◆ TESTO DELLA PAGINA:

────────────────────

I centri storici costituiscono le preesistenze fisiche di un dialogo tuttora in corso tra l'uomo e lo scenario della sua vita: contesto di strutture urbanistico-architettoniche, stratificate nel tempo, che vivono nella vita totale della città al punto che qualunque intervento inteso ad isolare da quel contesto un edificio ritenuto particolarmente “significativo”, con demolizione e ricostruzione della cosiddetta edilizia minore, equivale a distaccare quell'edificio dalla vita e dargli sapore di cosa morta. Inoltre, perché un centro sia vivo bisogna che lo sia in permanenza e per tutti; e ciò implica conservazione delle componenti sociali ivi residenti e recupero di residenze di livello sociale variato oltre che scelta oculata delle attività da mantenervi, in funzione di una equilibrata ripartizione delle attività stesse fra centro storico e centri secondari dispersi nel resto dell'agglomerato.

Quanto l'animazione del centro storico sia legata alla presenza di residenti dei diversi ceti sociali in abitazioni integrate con uffici, commerci e servizi culturali si è avuto modo di constatarlo sia a Parigi, dove il ministro della Pianificazione territoriale cerca di scoraggiare le deroghe alle prescrizioni del 1943 che limitavano le superfici da trasformare da abitazioni in uffici e negozi, sia a Londra, dove si tenta di ripopolare la “city” diventata quasi deserta, con tendenza a spopolarsi ulteriormente, ridotta com'è a vivere unicamente d'una animazione diurna altamente congestionata. La conservazione della vitalità urbana comporta la possibilità per ogni uomo di ritrovarsi con altri uomini, responsabili, ciascuno in modo diverso, di una parte della civiltà.

────────────────────

◆ DATI FORNITI:
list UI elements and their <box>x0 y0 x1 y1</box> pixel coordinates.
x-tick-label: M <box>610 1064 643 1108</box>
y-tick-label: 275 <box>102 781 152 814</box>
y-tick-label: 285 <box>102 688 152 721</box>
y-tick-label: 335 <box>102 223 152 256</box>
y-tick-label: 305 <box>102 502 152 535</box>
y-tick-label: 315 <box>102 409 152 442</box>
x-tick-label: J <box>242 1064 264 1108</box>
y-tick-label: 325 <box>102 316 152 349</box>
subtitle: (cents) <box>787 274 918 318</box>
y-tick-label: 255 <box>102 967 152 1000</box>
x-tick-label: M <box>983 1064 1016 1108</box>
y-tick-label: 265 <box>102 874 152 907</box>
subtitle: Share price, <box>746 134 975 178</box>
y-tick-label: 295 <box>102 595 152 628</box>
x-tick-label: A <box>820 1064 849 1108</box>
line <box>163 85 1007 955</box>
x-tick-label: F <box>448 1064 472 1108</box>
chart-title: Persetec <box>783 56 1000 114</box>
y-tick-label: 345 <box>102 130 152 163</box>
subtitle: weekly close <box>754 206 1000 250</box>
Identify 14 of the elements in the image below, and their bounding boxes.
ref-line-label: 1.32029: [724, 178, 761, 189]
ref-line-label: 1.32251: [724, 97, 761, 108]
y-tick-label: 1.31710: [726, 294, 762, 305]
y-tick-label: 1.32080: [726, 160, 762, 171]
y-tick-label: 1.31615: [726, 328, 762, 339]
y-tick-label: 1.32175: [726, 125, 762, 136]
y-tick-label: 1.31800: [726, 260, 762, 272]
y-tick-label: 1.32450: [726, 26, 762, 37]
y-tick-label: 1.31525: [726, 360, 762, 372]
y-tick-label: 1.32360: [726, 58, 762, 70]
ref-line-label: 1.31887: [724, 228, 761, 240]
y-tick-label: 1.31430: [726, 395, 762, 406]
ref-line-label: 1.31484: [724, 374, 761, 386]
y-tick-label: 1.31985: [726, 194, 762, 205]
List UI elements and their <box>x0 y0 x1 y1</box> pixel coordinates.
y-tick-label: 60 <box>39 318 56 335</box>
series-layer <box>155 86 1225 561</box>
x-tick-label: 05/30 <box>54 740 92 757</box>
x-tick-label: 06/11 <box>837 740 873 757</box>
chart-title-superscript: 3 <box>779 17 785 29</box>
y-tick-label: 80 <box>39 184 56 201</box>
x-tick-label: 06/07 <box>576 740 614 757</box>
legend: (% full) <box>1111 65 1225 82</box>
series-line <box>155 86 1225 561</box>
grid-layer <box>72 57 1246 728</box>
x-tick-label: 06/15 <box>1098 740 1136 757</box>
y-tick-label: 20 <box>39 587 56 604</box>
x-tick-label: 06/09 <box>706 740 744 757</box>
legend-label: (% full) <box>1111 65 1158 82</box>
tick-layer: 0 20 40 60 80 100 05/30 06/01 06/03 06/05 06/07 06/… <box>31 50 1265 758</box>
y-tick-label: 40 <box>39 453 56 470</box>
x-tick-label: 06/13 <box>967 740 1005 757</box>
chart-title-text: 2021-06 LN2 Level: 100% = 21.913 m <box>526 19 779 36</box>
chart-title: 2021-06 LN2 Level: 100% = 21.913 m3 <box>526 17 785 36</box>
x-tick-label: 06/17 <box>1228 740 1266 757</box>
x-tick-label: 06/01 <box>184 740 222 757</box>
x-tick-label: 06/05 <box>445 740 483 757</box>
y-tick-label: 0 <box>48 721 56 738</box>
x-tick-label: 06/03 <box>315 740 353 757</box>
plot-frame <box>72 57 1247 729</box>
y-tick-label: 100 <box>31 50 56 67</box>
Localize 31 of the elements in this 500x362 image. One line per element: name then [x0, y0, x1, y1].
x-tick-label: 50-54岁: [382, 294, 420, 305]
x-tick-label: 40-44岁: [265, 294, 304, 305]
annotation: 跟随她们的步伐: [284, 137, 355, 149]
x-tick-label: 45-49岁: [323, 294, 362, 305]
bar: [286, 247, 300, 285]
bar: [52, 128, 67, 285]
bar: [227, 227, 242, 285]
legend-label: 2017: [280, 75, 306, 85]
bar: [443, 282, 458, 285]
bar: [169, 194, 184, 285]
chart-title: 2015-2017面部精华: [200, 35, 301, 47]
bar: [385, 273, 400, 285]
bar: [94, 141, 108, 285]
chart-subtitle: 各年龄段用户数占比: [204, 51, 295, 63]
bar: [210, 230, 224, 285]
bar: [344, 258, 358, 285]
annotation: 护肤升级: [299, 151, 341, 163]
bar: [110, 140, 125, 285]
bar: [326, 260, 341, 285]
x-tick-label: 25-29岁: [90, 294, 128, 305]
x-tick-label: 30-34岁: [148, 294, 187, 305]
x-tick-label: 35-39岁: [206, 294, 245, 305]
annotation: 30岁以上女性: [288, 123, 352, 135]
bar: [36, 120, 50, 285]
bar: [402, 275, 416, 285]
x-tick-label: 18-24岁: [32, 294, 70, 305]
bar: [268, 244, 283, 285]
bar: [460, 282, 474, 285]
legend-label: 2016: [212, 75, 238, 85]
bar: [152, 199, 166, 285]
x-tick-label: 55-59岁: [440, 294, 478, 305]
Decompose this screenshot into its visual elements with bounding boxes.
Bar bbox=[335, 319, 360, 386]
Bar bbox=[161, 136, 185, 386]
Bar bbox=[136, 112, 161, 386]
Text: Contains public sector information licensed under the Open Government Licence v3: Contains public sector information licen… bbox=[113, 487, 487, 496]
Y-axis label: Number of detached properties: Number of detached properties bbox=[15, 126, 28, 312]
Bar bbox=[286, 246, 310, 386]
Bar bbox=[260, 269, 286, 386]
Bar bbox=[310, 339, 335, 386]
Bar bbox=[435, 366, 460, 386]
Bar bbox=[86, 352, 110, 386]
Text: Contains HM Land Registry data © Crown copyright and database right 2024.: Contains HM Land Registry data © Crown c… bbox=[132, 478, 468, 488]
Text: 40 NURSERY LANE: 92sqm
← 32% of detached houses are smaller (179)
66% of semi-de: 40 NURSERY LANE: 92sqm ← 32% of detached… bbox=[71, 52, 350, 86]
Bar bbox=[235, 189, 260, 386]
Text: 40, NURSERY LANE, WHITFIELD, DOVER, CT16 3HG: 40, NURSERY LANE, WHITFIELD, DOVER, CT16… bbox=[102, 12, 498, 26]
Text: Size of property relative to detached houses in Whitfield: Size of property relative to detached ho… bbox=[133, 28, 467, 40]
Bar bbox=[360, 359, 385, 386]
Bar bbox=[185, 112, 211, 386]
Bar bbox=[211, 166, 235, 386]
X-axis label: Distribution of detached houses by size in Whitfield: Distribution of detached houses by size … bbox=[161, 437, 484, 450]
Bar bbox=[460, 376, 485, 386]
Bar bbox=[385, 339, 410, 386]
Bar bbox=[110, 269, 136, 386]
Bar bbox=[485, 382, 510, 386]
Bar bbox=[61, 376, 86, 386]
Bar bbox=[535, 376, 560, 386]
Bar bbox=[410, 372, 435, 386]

────────────────────

Ricopia senza modifiche il passo del testo sui centri storici che comincia con “Quanto l'animazione del” e si conclude con “parte della civiltà.”.

◆ RISULTATO:
Quanto l'animazione del centro storico sia legata alla presenza di residenti dei diversi ceti sociali in abitazioni integrate con uffici, commerci e servizi culturali si è avuto modo di constatarlo sia a Parigi, dove il ministro della Pianificazione territoriale cerca di scoraggiare le deroghe alle prescrizioni del 1943 che limitavano le superfici da trasformare da abitazioni in uffici e negozi, sia a Londra, dove si tenta di ripopolare la “city” diventata quasi deserta, con tendenza a spopolarsi ulteriormente, ridotta com'è a vivere unicamente d'una animazione diurna altamente congestionata. La conservazione della vitalità urbana comporta la possibilità per ogni uomo di ritrovarsi con altri uomini, responsabili, ciascuno in modo diverso, di una parte della civiltà.